Description of the task | Write out the full set of records below exactly.

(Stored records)

# # # #

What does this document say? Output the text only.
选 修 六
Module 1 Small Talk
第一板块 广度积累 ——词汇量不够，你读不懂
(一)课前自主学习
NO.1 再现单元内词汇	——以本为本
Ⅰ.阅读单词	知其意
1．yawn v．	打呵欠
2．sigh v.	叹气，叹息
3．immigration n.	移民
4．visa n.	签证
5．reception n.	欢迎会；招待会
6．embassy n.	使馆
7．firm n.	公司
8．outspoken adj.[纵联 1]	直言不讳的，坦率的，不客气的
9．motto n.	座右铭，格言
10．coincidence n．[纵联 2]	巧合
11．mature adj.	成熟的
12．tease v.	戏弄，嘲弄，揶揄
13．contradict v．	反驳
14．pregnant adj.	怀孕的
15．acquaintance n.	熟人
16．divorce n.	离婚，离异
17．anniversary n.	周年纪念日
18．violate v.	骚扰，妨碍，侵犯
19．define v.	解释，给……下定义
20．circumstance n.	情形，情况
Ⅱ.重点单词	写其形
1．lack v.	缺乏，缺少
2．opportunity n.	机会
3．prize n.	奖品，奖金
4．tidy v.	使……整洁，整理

# # # #

Final result |
What does this document say? Output the text only.
选 修 六
Module 1 Small Talk
第一板块 广度积累 ——词汇量不够，你读不懂
(一)课前自主学习
NO.1 再现单元内词汇	——以本为本
Ⅰ.阅读单词	知其意
1．yawn v．	打呵欠
2．sigh v.	叹气，叹息
3．immigration n.	移民
4．visa n.	签证
5．reception n.	欢迎会；招待会
6．embassy n.	使馆
7．firm n.	公司
8．outspoken adj.[纵联 1]	直言不讳的，坦率的，不客气的
9．motto n.	座右铭，格言
10．coincidence n．[纵联 2]	巧合
11．mature adj.	成熟的
12．tease v.	戏弄，嘲弄，揶揄
13．contradict v．	反驳
14．pregnant adj.	怀孕的
15．acquaintance n.	熟人
16．divorce n.	离婚，离异
17．anniversary n.	周年纪念日
18．violate v.	骚扰，妨碍，侵犯
19．define v.	解释，给……下定义
20．circumstance n.	情形，情况
Ⅱ.重点单词	写其形
1．lack v.	缺乏，缺少
2．opportunity n.	机会
3．prize n.	奖品，奖金
4．tidy v.	使……整洁，整理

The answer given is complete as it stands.